EXERCISE OBJECTIVE:
Return the material exactly as supplied, apart from the pictures, which are omitted.

::::

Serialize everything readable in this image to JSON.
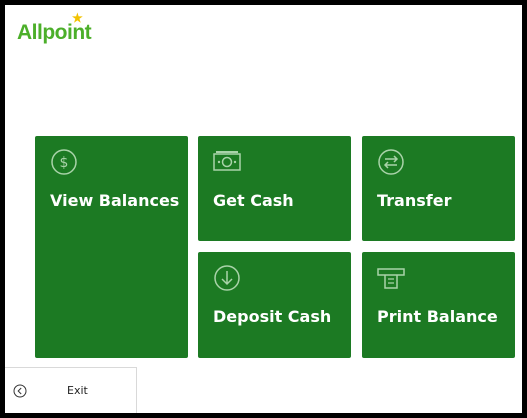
{
  "brand": {
    "name": "Allpoint"
  },
  "tiles": {
    "view_balances": {
      "label": "View Balances",
      "icon": "dollar-circle-icon"
    },
    "get_cash": {
      "label": "Get Cash",
      "icon": "banknote-icon"
    },
    "transfer": {
      "label": "Transfer",
      "icon": "transfer-arrows-icon"
    },
    "deposit_cash": {
      "label": "Deposit Cash",
      "icon": "arrow-down-circle-icon"
    },
    "print_balance": {
      "label": "Print Balance",
      "icon": "receipt-printer-icon"
    }
  },
  "exit": {
    "label": "Exit",
    "icon": "chevron-left-circle-icon"
  },
  "colors": {
    "tile": "#1c7a23",
    "brand": "#4caf2a",
    "brand_star": "#f2c200",
    "background": "#ffffff"
  }
}
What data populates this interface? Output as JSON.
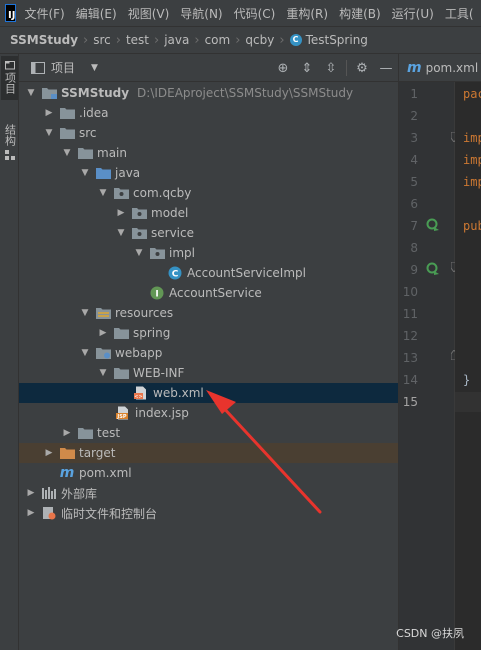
{
  "menu": {
    "logo": "IJ",
    "items": [
      "文件(F)",
      "编辑(E)",
      "视图(V)",
      "导航(N)",
      "代码(C)",
      "重构(R)",
      "构建(B)",
      "运行(U)",
      "工具("
    ]
  },
  "breadcrumb": [
    "SSMStudy",
    "src",
    "test",
    "java",
    "com",
    "qcby",
    "TestSpring"
  ],
  "left_strip": {
    "project_tab": "项目",
    "structure_tab": "结构"
  },
  "project_panel": {
    "title": "项目",
    "tree": [
      {
        "label": "SSMStudy",
        "path": "D:\\IDEAproject\\SSMStudy\\SSMStudy"
      },
      {
        "label": ".idea"
      },
      {
        "label": "src"
      },
      {
        "label": "main"
      },
      {
        "label": "java"
      },
      {
        "label": "com.qcby"
      },
      {
        "label": "model"
      },
      {
        "label": "service"
      },
      {
        "label": "impl"
      },
      {
        "label": "AccountServiceImpl"
      },
      {
        "label": "AccountService"
      },
      {
        "label": "resources"
      },
      {
        "label": "spring"
      },
      {
        "label": "webapp"
      },
      {
        "label": "WEB-INF"
      },
      {
        "label": "web.xml"
      },
      {
        "label": "index.jsp"
      },
      {
        "label": "test"
      },
      {
        "label": "target"
      },
      {
        "label": "pom.xml"
      },
      {
        "label": "外部库"
      },
      {
        "label": "临时文件和控制台"
      }
    ]
  },
  "editor": {
    "tab_label": "pom.xml",
    "line_numbers": [
      "1",
      "2",
      "3",
      "4",
      "5",
      "6",
      "7",
      "8",
      "9",
      "10",
      "11",
      "12",
      "13",
      "14",
      "15"
    ],
    "code_lines": [
      "pac",
      "",
      "imp",
      "imp",
      "imp",
      "",
      "pub",
      "",
      "",
      "",
      "",
      "",
      "",
      "}",
      ""
    ]
  },
  "colors": {
    "selected_row": "#0d293e",
    "excluded_row": "#4a3f32",
    "arrow": "#e8342d",
    "folder": "#87939a",
    "source_folder": "#5a8fc7",
    "excluded_folder": "#d08a4a",
    "keyword": "#cc7832"
  },
  "annotation": {
    "type": "arrow-pointing-to",
    "target": "web.xml"
  },
  "watermark": "CSDN @扶夙"
}
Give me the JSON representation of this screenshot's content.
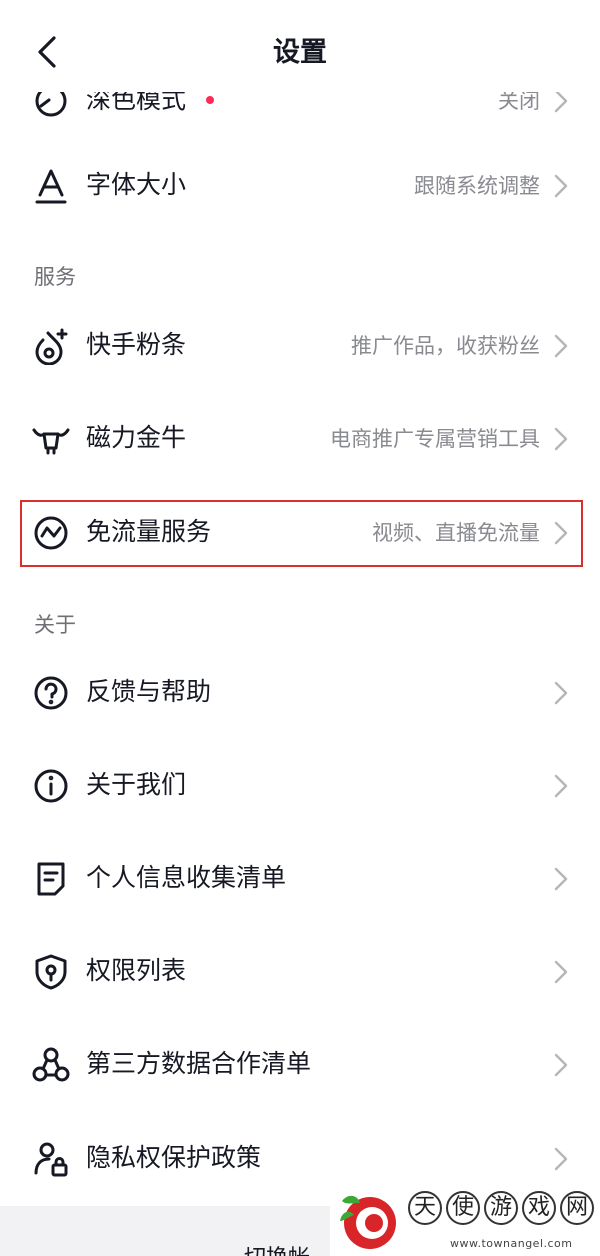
{
  "status_bar": {
    "text": "..."
  },
  "header": {
    "title": "设置"
  },
  "sections": {
    "display": {
      "items": [
        {
          "label": "深色模式",
          "value": "关闭",
          "icon": "dark-mode-icon"
        },
        {
          "label": "字体大小",
          "value": "跟随系统调整",
          "icon": "font-size-icon"
        }
      ]
    },
    "service": {
      "title": "服务",
      "items": [
        {
          "label": "快手粉条",
          "value": "推广作品，收获粉丝",
          "icon": "fire-plus-icon"
        },
        {
          "label": "磁力金牛",
          "value": "电商推广专属营销工具",
          "icon": "bull-icon"
        },
        {
          "label": "免流量服务",
          "value": "视频、直播免流量",
          "icon": "data-free-icon"
        }
      ]
    },
    "about": {
      "title": "关于",
      "items": [
        {
          "label": "反馈与帮助",
          "value": "",
          "icon": "question-icon"
        },
        {
          "label": "关于我们",
          "value": "",
          "icon": "info-icon"
        },
        {
          "label": "个人信息收集清单",
          "value": "",
          "icon": "document-icon"
        },
        {
          "label": "权限列表",
          "value": "",
          "icon": "shield-icon"
        },
        {
          "label": "第三方数据合作清单",
          "value": "",
          "icon": "share-network-icon"
        },
        {
          "label": "隐私权保护政策",
          "value": "",
          "icon": "user-lock-icon"
        }
      ]
    }
  },
  "bottom": {
    "partial_text": "切换帐"
  },
  "watermark": {
    "chars": [
      "天",
      "使",
      "游",
      "戏",
      "网"
    ],
    "url": "www.townangel.com"
  },
  "colors": {
    "accent_dot": "#fe2c55",
    "highlight_box": "#d9302c",
    "text_primary": "#161823",
    "text_secondary": "#8a8b91"
  }
}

::::

RESPONSE:
Serialize everything readable in this image to JSON.
{
  "brand": {
    "name": "Allpoint"
  },
  "tiles": {
    "view_balances": {
      "label": "View Balances",
      "icon": "dollar-circle-icon"
    },
    "get_cash": {
      "label": "Get Cash",
      "icon": "banknote-icon"
    },
    "transfer": {
      "label": "Transfer",
      "icon": "transfer-arrows-icon"
    },
    "deposit_cash": {
      "label": "Deposit Cash",
      "icon": "arrow-down-circle-icon"
    },
    "print_balance": {
      "label": "Print Balance",
      "icon": "receipt-printer-icon"
    }
  },
  "exit": {
    "label": "Exit",
    "icon": "chevron-left-circle-icon"
  },
  "colors": {
    "tile": "#1c7a23",
    "brand": "#4caf2a",
    "brand_star": "#f2c200",
    "background": "#ffffff"
  }
}
What data populates this interface? Output as JSON.
{
  "menu": {
    "logo": "IJ",
    "items": [
      "文件(F)",
      "编辑(E)",
      "视图(V)",
      "导航(N)",
      "代码(C)",
      "重构(R)",
      "构建(B)",
      "运行(U)",
      "工具("
    ]
  },
  "breadcrumb": [
    "SSMStudy",
    "src",
    "test",
    "java",
    "com",
    "qcby",
    "TestSpring"
  ],
  "left_strip": {
    "project_tab": "项目",
    "structure_tab": "结构"
  },
  "project_panel": {
    "title": "项目",
    "tree": [
      {
        "label": "SSMStudy",
        "path": "D:\\IDEAproject\\SSMStudy\\SSMStudy"
      },
      {
        "label": ".idea"
      },
      {
        "label": "src"
      },
      {
        "label": "main"
      },
      {
        "label": "java"
      },
      {
        "label": "com.qcby"
      },
      {
        "label": "model"
      },
      {
        "label": "service"
      },
      {
        "label": "impl"
      },
      {
        "label": "AccountServiceImpl"
      },
      {
        "label": "AccountService"
      },
      {
        "label": "resources"
      },
      {
        "label": "spring"
      },
      {
        "label": "webapp"
      },
      {
        "label": "WEB-INF"
      },
      {
        "label": "web.xml"
      },
      {
        "label": "index.jsp"
      },
      {
        "label": "test"
      },
      {
        "label": "target"
      },
      {
        "label": "pom.xml"
      },
      {
        "label": "外部库"
      },
      {
        "label": "临时文件和控制台"
      }
    ]
  },
  "editor": {
    "tab_label": "pom.xml",
    "line_numbers": [
      "1",
      "2",
      "3",
      "4",
      "5",
      "6",
      "7",
      "8",
      "9",
      "10",
      "11",
      "12",
      "13",
      "14",
      "15"
    ],
    "code_lines": [
      "pac",
      "",
      "imp",
      "imp",
      "imp",
      "",
      "pub",
      "",
      "",
      "",
      "",
      "",
      "",
      "}",
      ""
    ]
  },
  "colors": {
    "selected_row": "#0d293e",
    "excluded_row": "#4a3f32",
    "arrow": "#e8342d",
    "folder": "#87939a",
    "source_folder": "#5a8fc7",
    "excluded_folder": "#d08a4a",
    "keyword": "#cc7832"
  },
  "annotation": {
    "type": "arrow-pointing-to",
    "target": "web.xml"
  },
  "watermark": "CSDN @扶夙"
}
Give me the JSON representation of this screenshot's content.
{
  "status_bar": {
    "text": "..."
  },
  "header": {
    "title": "设置"
  },
  "sections": {
    "display": {
      "items": [
        {
          "label": "深色模式",
          "value": "关闭",
          "icon": "dark-mode-icon"
        },
        {
          "label": "字体大小",
          "value": "跟随系统调整",
          "icon": "font-size-icon"
        }
      ]
    },
    "service": {
      "title": "服务",
      "items": [
        {
          "label": "快手粉条",
          "value": "推广作品，收获粉丝",
          "icon": "fire-plus-icon"
        },
        {
          "label": "磁力金牛",
          "value": "电商推广专属营销工具",
          "icon": "bull-icon"
        },
        {
          "label": "免流量服务",
          "value": "视频、直播免流量",
          "icon": "data-free-icon"
        }
      ]
    },
    "about": {
      "title": "关于",
      "items": [
        {
          "label": "反馈与帮助",
          "value": "",
          "icon": "question-icon"
        },
        {
          "label": "关于我们",
          "value": "",
          "icon": "info-icon"
        },
        {
          "label": "个人信息收集清单",
          "value": "",
          "icon": "document-icon"
        },
        {
          "label": "权限列表",
          "value": "",
          "icon": "shield-icon"
        },
        {
          "label": "第三方数据合作清单",
          "value": "",
          "icon": "share-network-icon"
        },
        {
          "label": "隐私权保护政策",
          "value": "",
          "icon": "user-lock-icon"
        }
      ]
    }
  },
  "bottom": {
    "partial_text": "切换帐"
  },
  "watermark": {
    "chars": [
      "天",
      "使",
      "游",
      "戏",
      "网"
    ],
    "url": "www.townangel.com"
  },
  "colors": {
    "accent_dot": "#fe2c55",
    "highlight_box": "#d9302c",
    "text_primary": "#161823",
    "text_secondary": "#8a8b91"
  }
}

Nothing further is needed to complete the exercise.